TEXTO |
★ ★ ★ ★ ★

Tras la publicación en los años sesenta del libro de Pedrol Rius que alertaba
de que el sumario contenía “verdaderas toneladas de dinamita política” (Pérez
Abellán entrecomilla esta frase, pero no parece que Pedrol Rius dijera tal
cosa), “cómplices de los asesinos” se dedicarían a sustraer unas partes del
sumario y a inutilizar otras, emborronándolas y manchándolas con tinta hasta
volverlas ilegibles. A no ser que la complicidad resulte hereditaria, los
cómplices de los asesinos deberían tener por esas fechas más de ciento
cincuenta años.

★ ★ ★ ★ ★

DATOS PARA ANALIZAR |
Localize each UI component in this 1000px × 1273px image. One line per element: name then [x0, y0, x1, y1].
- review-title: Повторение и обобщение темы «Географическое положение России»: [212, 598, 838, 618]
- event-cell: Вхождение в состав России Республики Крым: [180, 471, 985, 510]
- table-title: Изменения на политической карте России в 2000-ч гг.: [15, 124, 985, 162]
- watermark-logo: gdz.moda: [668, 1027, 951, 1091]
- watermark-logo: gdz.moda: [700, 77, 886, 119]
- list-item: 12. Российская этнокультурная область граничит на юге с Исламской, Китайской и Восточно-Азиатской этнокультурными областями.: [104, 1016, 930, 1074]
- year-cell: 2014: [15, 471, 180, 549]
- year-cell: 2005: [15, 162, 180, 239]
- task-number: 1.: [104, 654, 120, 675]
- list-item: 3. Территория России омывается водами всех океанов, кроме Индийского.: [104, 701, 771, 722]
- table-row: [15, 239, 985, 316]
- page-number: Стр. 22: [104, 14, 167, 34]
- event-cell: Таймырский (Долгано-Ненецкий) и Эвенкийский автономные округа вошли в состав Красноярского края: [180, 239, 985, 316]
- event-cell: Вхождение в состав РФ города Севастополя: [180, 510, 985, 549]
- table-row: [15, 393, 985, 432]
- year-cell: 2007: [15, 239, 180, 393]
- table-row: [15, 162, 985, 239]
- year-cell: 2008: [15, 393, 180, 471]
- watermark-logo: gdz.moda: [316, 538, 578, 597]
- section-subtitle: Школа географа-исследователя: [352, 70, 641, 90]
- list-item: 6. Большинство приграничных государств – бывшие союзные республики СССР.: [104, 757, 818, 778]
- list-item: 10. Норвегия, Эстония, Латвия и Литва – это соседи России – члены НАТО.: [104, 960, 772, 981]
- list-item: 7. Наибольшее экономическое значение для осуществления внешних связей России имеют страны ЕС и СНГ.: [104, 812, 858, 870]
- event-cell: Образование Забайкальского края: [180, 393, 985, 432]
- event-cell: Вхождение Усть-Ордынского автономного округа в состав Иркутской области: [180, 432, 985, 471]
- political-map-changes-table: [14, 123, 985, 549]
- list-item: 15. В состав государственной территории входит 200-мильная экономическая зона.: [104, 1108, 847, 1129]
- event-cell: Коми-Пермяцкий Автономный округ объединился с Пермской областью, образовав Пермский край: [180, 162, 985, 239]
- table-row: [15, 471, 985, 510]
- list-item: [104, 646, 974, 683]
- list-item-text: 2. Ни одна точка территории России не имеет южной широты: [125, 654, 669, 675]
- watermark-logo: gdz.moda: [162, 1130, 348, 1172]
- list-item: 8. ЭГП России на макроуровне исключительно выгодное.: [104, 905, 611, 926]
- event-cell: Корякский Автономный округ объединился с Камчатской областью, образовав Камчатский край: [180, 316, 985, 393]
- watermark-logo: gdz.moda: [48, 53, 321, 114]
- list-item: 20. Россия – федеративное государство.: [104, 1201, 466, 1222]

★ ★ ★ ★ ★

Responde estas preguntas sobre el texto del sumario:
1. ¿En qué década se publicó el libro de Pedrol Rius?
2. ¿Cómo se inutilizarían las partes del sumario que no se sustrajeran?
3. ¿Qué edad deberían tener por esas fechas los cómplices de los asesinos?
Los ítems son un material aparte del texto.

RESPUESTA FINAL |
1. En los años sesenta.
2. Emborronándolas y manchándolas con tinta hasta volverlas ilegibles.
3. Más de ciento cincuenta años.